> [To do] Locate every line in the items that includes the word "Contains" and copy each of those lines. Match case exactly.

--- Start Provided records ---

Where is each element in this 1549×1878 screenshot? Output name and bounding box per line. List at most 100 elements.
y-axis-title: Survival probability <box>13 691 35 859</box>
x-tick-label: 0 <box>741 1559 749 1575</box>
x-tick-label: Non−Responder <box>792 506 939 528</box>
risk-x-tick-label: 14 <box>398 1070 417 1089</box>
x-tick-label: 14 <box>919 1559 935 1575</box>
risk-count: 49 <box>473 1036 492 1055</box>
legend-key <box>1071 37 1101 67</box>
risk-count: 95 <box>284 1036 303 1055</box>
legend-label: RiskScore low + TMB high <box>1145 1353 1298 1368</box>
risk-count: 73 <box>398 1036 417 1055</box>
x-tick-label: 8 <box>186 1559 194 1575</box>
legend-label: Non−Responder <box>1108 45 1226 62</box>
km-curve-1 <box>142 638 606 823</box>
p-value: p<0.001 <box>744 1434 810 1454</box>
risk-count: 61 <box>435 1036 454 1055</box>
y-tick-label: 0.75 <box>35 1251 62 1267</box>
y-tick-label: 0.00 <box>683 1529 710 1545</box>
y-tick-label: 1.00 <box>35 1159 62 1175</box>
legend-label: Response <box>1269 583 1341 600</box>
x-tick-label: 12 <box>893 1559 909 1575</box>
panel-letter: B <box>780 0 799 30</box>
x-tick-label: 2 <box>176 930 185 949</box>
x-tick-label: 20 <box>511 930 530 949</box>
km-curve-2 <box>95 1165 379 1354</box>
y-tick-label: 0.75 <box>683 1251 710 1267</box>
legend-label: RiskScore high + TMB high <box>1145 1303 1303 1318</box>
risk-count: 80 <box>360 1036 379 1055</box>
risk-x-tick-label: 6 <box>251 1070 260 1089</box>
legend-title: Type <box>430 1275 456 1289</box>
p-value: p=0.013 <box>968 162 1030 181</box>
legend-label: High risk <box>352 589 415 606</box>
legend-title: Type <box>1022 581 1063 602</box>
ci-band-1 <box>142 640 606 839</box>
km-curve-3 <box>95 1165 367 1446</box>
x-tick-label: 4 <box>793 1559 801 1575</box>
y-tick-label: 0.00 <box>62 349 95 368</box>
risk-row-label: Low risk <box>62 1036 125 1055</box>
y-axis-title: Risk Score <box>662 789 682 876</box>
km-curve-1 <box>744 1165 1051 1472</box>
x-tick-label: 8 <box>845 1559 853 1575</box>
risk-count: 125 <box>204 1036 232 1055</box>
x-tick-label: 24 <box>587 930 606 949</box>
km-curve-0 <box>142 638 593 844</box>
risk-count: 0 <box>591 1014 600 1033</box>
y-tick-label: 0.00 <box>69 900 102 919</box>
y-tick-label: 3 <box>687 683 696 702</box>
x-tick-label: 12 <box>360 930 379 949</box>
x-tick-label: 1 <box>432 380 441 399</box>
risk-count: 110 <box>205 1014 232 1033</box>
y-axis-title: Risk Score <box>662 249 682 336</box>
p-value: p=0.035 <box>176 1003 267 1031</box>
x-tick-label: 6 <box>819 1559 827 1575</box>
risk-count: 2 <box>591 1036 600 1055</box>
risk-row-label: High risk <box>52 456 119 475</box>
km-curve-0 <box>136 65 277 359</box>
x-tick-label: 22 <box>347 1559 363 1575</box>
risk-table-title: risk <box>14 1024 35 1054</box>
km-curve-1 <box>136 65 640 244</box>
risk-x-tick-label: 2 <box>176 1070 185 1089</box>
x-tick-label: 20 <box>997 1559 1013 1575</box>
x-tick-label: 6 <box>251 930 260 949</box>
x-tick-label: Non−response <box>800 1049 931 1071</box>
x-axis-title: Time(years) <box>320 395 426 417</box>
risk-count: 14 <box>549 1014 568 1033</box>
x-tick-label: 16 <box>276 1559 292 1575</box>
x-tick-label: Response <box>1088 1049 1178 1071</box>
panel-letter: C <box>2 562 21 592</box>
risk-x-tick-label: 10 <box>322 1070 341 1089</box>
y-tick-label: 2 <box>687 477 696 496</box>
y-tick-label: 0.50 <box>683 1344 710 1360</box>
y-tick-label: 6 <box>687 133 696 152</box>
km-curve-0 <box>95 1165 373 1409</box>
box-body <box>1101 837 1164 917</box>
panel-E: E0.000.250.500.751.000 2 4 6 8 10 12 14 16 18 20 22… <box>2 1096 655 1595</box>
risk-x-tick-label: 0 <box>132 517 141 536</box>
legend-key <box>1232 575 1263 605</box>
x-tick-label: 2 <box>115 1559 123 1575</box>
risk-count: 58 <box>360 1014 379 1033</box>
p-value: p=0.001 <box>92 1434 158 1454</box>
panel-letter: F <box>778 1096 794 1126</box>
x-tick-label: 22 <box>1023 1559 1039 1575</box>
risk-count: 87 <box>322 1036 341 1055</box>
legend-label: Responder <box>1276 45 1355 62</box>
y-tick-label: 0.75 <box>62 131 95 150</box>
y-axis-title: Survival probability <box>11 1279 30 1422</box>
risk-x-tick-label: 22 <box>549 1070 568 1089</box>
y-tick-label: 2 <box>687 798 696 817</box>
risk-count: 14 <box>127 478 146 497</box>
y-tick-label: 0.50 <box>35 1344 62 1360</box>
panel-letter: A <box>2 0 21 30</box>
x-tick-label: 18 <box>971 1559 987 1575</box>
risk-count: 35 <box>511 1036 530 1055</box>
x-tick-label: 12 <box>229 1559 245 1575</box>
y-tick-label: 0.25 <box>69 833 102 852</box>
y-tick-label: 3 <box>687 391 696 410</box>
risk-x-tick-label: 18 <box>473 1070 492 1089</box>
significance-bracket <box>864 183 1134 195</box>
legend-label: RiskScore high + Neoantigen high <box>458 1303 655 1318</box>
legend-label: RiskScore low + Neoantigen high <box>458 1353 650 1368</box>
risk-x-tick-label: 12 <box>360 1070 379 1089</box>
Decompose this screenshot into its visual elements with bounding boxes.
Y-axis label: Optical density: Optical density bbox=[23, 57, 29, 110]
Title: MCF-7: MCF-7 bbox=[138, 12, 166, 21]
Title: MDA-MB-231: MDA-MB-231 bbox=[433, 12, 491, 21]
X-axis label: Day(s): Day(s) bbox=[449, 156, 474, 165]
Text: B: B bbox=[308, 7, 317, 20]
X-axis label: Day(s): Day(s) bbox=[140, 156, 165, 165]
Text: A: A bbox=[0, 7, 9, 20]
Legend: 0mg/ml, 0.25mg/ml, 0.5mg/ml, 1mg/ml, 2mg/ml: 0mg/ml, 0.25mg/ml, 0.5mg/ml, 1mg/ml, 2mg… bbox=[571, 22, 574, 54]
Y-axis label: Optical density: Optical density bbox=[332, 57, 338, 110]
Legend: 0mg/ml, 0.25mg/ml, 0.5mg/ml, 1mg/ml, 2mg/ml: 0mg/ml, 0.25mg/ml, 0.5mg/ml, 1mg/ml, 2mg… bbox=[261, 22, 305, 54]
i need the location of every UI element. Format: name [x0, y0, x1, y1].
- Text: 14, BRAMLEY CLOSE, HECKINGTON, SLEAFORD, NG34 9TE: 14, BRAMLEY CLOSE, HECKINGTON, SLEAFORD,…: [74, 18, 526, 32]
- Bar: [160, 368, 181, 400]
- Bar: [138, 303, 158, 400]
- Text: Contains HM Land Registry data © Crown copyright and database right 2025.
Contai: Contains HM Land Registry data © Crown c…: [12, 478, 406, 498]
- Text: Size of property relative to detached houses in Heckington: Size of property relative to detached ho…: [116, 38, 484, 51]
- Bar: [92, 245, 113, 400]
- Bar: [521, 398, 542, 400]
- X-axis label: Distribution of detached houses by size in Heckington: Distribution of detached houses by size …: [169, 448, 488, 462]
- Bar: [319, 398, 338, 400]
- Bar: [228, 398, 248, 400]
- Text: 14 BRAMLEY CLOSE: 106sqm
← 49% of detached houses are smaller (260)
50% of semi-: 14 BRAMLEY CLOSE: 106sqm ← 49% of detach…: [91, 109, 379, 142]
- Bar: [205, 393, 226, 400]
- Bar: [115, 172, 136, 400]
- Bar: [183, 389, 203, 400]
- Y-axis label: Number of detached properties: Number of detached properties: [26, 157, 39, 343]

--- End Provided records ---

> [Written response]
- Text: Contains HM Land Registry data © Crown copyright and database right 2025.
Contai: Contains HM Land Registry data © Crown c…: [12, 478, 406, 498]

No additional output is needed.